**Written request**
Repeat the lines of the listing below exactly, starting at the line that contains "Output a JSON" and running through the last line, both included, and only those.

**Information shown**
----
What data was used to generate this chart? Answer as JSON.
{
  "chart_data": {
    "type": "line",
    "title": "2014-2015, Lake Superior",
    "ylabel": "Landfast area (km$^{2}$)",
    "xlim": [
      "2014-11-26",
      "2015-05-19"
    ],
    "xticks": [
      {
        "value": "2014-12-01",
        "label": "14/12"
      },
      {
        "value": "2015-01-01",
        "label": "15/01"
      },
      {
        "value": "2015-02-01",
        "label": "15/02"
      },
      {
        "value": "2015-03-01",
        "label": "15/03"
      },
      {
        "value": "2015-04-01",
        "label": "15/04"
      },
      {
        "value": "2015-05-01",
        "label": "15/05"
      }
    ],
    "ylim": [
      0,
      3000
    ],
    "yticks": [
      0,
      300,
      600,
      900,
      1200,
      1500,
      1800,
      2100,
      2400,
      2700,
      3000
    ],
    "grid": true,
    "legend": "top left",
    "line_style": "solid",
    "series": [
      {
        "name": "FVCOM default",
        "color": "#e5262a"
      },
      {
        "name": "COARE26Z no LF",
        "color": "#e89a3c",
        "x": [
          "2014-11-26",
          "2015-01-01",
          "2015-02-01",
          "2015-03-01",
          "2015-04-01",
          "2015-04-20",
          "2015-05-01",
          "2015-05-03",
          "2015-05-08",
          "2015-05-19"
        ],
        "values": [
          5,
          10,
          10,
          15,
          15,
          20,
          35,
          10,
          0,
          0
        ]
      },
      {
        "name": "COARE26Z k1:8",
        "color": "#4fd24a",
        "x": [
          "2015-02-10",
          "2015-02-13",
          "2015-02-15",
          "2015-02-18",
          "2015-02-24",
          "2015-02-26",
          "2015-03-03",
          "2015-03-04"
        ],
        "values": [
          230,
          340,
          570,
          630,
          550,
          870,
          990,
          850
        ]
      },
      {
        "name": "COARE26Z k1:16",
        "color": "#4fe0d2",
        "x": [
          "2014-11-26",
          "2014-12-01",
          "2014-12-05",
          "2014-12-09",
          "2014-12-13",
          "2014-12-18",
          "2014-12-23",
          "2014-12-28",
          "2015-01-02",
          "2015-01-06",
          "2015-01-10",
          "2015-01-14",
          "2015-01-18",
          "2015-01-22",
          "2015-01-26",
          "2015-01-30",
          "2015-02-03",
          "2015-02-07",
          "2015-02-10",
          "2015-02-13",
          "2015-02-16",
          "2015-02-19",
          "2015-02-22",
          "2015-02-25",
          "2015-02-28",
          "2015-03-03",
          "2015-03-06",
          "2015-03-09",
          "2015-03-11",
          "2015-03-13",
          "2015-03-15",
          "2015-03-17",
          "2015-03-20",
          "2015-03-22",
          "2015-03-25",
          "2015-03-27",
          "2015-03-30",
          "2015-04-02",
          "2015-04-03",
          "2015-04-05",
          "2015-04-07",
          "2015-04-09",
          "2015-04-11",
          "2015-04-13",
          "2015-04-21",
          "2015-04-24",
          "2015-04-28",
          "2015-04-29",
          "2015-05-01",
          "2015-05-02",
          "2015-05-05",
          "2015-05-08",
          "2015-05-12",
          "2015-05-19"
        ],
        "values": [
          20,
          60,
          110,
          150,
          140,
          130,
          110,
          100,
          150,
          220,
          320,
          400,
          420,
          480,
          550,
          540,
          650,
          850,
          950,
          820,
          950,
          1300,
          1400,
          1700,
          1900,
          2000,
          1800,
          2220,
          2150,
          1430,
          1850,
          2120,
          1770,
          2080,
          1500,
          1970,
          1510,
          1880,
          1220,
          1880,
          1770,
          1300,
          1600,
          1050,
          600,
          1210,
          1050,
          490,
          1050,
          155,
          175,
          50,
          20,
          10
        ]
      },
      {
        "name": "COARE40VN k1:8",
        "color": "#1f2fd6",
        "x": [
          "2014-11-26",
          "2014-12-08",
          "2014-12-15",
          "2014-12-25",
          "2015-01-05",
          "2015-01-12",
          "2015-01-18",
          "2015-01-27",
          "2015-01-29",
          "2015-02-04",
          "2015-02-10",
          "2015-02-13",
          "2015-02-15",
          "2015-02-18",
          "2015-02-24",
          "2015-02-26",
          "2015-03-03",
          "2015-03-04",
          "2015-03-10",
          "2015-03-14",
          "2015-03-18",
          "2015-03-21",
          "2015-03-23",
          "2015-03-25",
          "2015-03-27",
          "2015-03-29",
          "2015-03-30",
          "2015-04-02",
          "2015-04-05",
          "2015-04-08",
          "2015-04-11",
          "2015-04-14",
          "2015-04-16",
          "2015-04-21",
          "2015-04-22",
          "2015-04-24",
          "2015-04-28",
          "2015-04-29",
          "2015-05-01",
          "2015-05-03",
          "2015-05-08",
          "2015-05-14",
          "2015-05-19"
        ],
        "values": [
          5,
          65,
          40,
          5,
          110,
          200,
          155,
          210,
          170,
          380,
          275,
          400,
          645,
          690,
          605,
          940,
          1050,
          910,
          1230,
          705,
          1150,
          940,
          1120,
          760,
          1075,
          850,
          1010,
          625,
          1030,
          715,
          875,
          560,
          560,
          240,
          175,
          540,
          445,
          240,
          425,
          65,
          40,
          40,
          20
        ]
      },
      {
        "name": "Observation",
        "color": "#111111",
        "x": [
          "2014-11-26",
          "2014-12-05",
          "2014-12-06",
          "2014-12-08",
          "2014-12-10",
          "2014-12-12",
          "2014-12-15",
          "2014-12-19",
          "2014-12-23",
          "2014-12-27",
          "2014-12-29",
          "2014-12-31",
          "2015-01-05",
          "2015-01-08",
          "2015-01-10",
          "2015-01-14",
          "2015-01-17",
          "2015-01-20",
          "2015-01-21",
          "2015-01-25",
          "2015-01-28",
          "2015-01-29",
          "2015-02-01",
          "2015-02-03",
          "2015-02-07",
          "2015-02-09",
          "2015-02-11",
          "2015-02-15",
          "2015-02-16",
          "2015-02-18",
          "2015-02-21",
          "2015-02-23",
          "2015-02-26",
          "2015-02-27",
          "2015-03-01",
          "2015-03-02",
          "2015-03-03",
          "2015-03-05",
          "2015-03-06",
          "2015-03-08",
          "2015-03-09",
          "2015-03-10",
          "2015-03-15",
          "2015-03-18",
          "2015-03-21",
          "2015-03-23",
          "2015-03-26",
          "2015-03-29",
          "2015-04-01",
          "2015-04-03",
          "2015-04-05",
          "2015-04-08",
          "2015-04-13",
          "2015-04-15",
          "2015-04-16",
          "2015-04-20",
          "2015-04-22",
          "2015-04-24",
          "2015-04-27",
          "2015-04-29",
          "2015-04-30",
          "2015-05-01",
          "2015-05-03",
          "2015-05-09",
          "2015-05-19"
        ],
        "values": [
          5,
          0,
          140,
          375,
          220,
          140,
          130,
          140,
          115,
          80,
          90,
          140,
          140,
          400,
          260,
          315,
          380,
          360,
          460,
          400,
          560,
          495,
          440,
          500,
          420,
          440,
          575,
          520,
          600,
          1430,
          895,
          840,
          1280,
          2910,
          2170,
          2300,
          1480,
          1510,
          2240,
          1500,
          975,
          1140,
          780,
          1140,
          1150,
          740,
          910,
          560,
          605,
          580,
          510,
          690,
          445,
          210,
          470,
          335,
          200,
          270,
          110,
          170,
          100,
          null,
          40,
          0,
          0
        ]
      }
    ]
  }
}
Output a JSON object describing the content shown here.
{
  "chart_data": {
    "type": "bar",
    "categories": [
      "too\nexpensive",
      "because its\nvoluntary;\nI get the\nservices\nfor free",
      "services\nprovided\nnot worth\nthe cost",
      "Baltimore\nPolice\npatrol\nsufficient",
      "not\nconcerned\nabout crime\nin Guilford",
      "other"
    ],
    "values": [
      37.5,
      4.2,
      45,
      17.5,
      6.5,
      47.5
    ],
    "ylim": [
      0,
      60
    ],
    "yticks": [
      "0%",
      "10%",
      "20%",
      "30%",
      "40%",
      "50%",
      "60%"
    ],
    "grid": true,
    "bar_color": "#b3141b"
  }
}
----
**Exercise answer**
Output a JSON object describing the content shown here.
{
  "chart_data": {
    "type": "bar",
    "categories": [
      "too\nexpensive",
      "because its\nvoluntary;\nI get the\nservices\nfor free",
      "services\nprovided\nnot worth\nthe cost",
      "Baltimore\nPolice\npatrol\nsufficient",
      "not\nconcerned\nabout crime\nin Guilford",
      "other"
    ],
    "values": [
      37.5,
      4.2,
      45,
      17.5,
      6.5,
      47.5
    ],
    "ylim": [
      0,
      60
    ],
    "yticks": [
      "0%",
      "10%",
      "20%",
      "30%",
      "40%",
      "50%",
      "60%"
    ],
    "grid": true,
    "bar_color": "#b3141b"
  }
}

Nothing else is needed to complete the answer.